— START OF Extracted data —

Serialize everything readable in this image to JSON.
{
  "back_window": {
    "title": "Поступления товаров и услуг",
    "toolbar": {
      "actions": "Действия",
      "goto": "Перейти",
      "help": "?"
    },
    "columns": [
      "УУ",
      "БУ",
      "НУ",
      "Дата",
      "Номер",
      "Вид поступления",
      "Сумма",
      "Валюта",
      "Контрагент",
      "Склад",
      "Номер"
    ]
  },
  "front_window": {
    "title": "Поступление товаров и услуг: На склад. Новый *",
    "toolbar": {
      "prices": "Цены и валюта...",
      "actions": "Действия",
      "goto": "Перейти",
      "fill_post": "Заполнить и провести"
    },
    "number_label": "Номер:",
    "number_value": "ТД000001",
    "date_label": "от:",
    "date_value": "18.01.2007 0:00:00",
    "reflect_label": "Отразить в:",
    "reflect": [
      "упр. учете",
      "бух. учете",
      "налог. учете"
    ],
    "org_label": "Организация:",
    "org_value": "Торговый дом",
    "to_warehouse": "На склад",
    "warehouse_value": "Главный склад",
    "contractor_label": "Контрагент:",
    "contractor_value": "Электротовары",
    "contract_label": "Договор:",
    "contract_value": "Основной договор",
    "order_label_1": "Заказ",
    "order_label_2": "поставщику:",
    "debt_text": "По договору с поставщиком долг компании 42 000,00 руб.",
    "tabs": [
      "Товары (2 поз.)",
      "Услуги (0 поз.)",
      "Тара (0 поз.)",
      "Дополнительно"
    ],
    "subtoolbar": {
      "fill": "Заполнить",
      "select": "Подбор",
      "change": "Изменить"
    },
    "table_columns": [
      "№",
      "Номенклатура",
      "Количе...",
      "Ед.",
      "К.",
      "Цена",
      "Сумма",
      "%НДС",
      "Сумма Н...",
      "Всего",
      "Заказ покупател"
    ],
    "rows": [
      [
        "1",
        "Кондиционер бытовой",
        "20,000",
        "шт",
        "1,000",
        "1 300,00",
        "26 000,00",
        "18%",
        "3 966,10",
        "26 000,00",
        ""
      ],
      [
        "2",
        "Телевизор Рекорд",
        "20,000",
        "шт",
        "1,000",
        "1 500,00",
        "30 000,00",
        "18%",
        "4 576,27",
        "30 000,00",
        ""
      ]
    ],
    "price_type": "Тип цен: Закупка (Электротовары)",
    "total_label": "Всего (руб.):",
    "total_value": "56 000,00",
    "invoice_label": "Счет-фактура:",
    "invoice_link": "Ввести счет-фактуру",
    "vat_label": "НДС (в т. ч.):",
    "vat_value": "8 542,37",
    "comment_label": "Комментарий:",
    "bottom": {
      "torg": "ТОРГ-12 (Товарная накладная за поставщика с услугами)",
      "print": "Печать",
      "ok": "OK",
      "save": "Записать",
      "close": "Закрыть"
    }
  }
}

— END OF Extracted data —

**Task**
Every line containing the string "title" must be listed.

**Written reply**
    "title": "Поступления товаров и услуг",
    "title": "Поступление товаров и услуг: На склад. Новый *",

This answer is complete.